WRITTEN PROBLEM ▸
Return the lines below that carry the word "DHAKA".

RECORD LIST ▸

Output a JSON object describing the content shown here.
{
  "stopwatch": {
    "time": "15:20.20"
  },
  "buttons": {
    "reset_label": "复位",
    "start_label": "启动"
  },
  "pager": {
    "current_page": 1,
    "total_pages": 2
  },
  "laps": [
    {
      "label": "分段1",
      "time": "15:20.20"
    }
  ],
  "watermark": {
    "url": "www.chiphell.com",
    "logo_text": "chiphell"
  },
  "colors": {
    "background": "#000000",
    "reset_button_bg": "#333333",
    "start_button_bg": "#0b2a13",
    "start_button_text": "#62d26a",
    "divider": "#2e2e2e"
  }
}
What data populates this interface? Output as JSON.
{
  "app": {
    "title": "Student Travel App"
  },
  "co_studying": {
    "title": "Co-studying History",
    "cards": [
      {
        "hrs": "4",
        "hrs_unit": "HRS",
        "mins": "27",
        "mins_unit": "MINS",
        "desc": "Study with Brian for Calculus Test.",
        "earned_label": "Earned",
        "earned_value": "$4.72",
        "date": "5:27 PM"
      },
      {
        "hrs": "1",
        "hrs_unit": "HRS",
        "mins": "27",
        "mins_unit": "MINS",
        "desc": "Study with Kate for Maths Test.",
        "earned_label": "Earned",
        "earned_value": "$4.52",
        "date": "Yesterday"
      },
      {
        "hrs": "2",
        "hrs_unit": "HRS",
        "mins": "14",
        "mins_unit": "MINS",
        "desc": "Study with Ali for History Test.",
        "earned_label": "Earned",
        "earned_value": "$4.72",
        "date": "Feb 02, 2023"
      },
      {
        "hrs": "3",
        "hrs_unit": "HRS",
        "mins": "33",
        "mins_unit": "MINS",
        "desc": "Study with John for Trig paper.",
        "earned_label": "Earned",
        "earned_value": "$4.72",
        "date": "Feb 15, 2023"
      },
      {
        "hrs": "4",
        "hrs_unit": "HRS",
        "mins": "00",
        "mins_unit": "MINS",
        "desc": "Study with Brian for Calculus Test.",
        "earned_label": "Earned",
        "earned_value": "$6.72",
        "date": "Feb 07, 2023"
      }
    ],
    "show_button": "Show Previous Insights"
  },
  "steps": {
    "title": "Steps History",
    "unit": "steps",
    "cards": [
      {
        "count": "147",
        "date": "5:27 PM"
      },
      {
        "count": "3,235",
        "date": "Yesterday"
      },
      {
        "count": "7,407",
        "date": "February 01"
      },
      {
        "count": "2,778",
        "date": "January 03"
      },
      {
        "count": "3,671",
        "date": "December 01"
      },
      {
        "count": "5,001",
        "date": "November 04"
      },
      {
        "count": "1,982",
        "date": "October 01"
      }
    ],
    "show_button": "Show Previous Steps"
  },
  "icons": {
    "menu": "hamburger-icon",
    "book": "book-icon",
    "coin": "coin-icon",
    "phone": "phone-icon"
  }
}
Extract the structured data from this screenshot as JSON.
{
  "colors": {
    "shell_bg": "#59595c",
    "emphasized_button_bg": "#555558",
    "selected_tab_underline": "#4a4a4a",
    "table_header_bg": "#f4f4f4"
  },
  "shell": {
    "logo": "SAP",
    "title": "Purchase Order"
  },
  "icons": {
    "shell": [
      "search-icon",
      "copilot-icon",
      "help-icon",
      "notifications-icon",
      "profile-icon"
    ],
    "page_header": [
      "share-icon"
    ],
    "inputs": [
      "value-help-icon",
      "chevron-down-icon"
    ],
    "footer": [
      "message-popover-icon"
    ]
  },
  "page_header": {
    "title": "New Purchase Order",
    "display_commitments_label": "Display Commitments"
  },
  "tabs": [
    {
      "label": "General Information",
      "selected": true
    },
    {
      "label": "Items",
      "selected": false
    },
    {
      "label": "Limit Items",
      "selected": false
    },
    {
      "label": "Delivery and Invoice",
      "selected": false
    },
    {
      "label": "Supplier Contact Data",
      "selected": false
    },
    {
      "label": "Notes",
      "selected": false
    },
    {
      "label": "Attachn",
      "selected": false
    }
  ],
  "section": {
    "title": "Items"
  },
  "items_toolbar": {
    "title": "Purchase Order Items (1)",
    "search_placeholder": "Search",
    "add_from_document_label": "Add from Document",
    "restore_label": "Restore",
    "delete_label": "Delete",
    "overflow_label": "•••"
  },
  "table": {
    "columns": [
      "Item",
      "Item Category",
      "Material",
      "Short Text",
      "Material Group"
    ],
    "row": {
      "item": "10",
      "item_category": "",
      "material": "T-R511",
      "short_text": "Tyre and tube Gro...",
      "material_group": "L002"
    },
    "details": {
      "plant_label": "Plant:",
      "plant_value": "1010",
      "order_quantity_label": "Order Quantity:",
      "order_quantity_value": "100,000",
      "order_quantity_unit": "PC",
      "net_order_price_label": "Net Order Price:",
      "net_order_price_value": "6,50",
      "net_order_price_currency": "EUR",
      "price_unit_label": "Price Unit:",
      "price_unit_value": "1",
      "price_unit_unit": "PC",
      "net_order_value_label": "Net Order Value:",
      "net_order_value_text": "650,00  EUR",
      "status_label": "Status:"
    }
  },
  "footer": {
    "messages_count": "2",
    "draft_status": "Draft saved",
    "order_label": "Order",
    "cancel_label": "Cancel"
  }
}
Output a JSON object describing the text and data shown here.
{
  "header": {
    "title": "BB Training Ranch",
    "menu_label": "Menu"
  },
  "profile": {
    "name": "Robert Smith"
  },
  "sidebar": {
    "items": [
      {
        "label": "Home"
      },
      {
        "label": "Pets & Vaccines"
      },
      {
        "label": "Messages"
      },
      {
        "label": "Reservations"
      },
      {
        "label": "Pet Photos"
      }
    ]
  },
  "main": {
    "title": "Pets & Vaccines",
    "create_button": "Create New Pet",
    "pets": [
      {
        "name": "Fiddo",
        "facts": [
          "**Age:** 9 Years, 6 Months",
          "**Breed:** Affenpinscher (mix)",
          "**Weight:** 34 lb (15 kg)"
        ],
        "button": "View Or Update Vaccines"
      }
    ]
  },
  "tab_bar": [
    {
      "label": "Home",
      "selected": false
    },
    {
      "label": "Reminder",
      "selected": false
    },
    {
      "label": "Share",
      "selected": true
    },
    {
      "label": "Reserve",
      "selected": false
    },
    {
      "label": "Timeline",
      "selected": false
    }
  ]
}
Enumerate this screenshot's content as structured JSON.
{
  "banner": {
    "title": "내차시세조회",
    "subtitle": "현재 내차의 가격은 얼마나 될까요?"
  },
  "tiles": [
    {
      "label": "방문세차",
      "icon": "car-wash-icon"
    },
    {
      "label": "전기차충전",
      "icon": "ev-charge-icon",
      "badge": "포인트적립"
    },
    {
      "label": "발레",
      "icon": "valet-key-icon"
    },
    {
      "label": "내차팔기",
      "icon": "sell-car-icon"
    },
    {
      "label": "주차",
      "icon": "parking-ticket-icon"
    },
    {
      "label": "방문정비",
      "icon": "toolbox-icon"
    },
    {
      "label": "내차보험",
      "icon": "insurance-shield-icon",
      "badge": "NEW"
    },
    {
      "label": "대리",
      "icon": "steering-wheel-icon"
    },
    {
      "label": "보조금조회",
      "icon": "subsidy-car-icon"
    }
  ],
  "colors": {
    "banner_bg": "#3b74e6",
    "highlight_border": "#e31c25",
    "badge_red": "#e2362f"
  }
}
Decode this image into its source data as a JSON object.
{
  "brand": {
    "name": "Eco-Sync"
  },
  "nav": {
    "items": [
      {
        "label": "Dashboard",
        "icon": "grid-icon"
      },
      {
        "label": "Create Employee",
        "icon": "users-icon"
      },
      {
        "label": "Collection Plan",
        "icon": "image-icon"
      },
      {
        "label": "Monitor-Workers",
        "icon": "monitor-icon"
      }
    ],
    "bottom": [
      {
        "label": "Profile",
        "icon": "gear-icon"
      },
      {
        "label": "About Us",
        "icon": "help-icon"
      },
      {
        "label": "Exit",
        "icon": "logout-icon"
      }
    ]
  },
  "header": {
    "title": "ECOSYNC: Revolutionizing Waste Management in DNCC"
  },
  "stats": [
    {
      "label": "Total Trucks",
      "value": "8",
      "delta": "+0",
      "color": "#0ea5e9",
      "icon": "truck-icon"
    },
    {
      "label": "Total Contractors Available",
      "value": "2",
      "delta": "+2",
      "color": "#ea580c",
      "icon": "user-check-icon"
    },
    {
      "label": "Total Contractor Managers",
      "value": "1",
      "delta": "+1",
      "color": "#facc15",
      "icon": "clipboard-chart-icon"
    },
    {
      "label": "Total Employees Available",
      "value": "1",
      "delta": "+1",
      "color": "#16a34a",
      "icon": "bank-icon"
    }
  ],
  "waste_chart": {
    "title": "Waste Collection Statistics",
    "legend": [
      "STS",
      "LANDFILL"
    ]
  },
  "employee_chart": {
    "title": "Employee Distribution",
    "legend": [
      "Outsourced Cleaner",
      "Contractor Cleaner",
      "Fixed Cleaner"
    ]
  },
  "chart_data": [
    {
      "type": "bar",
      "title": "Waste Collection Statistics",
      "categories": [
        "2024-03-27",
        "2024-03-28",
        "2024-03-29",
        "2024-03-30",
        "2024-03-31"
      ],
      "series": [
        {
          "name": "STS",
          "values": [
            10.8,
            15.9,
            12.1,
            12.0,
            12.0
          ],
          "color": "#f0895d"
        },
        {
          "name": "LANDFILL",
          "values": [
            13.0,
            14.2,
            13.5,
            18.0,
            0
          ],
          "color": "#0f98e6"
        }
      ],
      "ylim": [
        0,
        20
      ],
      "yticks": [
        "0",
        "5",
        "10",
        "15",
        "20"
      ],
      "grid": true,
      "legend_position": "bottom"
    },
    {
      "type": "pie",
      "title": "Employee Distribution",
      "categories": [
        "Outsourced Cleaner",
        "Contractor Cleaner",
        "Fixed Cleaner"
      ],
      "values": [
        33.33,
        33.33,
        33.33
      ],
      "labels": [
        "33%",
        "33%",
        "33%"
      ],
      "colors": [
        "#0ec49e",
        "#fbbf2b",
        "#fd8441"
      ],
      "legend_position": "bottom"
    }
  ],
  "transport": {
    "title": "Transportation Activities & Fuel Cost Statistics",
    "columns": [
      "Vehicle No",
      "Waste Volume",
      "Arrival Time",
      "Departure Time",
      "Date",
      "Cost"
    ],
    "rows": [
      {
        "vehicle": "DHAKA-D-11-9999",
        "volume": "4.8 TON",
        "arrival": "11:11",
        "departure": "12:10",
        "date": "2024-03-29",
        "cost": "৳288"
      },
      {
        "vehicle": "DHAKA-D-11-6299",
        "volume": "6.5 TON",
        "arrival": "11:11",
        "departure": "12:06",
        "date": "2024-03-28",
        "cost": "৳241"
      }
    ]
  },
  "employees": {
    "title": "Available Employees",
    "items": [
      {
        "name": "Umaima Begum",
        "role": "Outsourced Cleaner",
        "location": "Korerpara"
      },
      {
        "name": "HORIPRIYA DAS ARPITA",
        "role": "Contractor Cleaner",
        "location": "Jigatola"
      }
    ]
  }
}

WRITTEN ANSWER ▸
        "vehicle": "DHAKA-D-11-9999",
        "vehicle": "DHAKA-D-11-6299",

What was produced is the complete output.